_EXERCISE_:
Pull every line that holds the word "name" from the entries.

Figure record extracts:
┄┄┄┄┄┄┄┄┄┄┄┄┄┄┄┄┄┄┄┄

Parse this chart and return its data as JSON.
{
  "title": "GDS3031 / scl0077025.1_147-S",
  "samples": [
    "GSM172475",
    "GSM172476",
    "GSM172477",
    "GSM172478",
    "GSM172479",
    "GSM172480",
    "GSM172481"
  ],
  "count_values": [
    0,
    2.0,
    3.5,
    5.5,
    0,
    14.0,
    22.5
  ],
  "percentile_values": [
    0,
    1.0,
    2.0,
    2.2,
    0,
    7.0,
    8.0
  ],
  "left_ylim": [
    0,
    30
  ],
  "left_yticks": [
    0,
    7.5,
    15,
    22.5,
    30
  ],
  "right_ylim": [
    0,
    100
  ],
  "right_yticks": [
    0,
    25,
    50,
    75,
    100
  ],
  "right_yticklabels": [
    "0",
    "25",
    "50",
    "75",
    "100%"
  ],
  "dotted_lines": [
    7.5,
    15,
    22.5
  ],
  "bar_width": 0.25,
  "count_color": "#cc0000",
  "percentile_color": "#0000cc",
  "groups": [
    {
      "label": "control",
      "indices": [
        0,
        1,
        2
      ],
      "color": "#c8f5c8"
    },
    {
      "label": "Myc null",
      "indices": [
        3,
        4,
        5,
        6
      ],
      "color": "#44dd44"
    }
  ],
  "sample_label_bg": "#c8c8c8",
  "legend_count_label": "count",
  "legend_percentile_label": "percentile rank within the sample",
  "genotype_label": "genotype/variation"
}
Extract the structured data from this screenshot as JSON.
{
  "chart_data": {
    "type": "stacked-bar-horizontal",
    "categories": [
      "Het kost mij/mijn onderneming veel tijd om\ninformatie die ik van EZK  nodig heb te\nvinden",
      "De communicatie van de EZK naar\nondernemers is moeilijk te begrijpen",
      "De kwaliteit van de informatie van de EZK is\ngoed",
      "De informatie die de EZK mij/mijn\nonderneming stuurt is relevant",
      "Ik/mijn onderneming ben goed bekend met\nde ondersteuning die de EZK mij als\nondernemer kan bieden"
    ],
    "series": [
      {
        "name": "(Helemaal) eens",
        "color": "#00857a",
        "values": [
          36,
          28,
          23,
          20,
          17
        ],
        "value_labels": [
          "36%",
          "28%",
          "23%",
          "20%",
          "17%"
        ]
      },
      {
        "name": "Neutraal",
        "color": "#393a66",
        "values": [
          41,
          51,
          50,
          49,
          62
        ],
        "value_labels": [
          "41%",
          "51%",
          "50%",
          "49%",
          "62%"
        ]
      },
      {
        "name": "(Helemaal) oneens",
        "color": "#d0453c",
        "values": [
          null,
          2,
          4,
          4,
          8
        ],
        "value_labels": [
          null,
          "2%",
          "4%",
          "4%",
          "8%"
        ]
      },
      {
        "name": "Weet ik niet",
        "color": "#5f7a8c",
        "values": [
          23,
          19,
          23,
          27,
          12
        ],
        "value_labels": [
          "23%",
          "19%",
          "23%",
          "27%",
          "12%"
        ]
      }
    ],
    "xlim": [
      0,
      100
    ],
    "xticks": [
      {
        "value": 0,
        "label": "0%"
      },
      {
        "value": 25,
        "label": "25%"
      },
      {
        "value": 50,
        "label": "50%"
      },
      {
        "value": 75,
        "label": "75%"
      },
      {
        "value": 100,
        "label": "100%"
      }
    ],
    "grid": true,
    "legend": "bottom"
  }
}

┄┄┄┄┄┄┄┄┄┄┄┄┄┄┄┄┄┄┄┄

_SOLUTION TO THIS EXERCISE_:
        "name": "(Helemaal) eens",
        "name": "Neutraal",
        "name": "(Helemaal) oneens",
        "name": "Weet ik niet",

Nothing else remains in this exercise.